Stated task:
Show every line in the entries below where the word "title" appears.
+--
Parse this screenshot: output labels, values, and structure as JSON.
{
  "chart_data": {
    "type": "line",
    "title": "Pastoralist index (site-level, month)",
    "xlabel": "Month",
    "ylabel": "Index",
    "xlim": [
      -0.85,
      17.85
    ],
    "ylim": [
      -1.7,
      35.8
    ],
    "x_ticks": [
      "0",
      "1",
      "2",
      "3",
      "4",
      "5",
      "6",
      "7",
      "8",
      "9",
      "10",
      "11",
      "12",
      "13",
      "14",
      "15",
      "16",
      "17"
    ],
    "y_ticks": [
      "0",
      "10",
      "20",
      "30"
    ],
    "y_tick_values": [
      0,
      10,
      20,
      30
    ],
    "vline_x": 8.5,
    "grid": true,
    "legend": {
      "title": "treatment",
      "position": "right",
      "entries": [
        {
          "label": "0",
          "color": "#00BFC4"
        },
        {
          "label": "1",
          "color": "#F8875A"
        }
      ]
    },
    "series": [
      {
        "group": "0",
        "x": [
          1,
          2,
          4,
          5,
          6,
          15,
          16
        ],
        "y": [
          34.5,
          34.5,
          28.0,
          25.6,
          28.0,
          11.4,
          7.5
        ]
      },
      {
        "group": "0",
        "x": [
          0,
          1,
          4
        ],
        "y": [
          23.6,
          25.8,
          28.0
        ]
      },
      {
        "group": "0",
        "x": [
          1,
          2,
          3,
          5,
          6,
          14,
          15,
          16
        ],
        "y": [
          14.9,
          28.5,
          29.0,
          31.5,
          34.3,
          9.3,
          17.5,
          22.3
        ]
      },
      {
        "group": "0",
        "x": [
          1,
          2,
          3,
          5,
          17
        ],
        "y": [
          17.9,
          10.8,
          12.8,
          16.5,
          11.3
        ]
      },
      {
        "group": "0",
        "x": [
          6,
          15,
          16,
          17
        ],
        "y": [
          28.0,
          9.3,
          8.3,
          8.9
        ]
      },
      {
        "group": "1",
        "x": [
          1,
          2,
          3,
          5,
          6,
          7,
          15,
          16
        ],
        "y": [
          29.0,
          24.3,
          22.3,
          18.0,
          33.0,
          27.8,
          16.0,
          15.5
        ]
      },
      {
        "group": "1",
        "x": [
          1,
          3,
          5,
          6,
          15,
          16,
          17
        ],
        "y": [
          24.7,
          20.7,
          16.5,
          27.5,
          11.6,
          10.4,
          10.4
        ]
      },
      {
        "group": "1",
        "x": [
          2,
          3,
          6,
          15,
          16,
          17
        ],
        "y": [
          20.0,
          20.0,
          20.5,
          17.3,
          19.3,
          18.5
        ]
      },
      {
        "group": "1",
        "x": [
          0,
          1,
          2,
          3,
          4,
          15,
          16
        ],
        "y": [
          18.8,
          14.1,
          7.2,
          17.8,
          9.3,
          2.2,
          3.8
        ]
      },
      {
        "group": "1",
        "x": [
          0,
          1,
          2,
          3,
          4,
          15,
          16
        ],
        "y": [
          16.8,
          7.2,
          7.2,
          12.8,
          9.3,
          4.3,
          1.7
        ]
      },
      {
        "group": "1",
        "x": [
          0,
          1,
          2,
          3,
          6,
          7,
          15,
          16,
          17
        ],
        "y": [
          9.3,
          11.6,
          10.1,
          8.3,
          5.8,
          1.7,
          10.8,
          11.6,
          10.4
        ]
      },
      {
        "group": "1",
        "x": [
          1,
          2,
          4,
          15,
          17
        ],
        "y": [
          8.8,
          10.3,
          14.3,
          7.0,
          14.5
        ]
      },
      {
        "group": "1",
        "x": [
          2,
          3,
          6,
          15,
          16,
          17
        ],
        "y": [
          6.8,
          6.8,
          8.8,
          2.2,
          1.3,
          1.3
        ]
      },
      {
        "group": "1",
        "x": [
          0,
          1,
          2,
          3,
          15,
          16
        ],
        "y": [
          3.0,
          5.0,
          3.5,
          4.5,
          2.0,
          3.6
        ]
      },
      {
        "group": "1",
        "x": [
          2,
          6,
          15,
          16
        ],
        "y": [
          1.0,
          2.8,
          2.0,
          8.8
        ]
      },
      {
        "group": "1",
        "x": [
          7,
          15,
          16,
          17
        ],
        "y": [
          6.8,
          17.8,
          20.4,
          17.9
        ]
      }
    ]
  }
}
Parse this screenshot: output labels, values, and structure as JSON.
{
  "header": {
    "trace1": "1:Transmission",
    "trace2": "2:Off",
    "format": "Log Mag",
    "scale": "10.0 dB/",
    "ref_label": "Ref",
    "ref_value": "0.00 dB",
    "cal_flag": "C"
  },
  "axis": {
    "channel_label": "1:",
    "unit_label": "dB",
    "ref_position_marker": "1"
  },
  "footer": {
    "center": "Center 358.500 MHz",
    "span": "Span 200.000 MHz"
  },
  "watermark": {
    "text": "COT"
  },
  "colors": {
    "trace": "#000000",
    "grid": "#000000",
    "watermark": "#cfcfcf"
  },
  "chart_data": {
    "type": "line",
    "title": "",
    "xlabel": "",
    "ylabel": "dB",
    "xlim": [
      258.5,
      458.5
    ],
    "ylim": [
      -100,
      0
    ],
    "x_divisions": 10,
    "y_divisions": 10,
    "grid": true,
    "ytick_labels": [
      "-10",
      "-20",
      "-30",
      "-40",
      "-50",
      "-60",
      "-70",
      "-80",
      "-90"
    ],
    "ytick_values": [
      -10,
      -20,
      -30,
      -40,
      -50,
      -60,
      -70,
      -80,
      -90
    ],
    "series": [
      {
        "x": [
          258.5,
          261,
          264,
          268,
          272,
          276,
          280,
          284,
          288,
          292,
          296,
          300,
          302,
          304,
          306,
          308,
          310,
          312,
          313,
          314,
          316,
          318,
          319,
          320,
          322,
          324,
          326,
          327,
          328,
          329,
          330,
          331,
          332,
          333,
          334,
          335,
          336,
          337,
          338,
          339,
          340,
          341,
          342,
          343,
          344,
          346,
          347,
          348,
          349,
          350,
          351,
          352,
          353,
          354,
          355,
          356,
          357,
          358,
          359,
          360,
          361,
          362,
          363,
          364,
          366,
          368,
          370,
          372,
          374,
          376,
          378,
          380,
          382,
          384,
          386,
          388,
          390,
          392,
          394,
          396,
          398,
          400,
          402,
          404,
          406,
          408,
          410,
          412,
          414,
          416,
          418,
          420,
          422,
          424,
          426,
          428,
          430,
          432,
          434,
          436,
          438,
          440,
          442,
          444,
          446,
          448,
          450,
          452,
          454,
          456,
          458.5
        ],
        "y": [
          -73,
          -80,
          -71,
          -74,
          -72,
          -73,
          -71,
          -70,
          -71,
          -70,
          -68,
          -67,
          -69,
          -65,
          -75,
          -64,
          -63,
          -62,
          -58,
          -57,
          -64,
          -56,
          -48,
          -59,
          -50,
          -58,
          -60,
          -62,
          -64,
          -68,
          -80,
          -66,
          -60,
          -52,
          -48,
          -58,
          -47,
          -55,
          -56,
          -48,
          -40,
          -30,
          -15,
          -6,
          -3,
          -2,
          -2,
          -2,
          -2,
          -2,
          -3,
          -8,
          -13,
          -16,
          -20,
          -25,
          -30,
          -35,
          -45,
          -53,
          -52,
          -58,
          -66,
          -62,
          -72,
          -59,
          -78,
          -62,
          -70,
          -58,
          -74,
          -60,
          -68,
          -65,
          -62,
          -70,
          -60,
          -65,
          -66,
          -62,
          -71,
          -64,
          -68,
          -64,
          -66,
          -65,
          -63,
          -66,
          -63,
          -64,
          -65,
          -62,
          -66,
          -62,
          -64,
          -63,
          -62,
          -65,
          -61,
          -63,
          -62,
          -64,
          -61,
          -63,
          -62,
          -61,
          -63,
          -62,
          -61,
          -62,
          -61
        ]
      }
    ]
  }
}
+--
Written reply:
    "title": "Pastoralist index (site-level, month)",
      "title": "treatment",
    "title": "",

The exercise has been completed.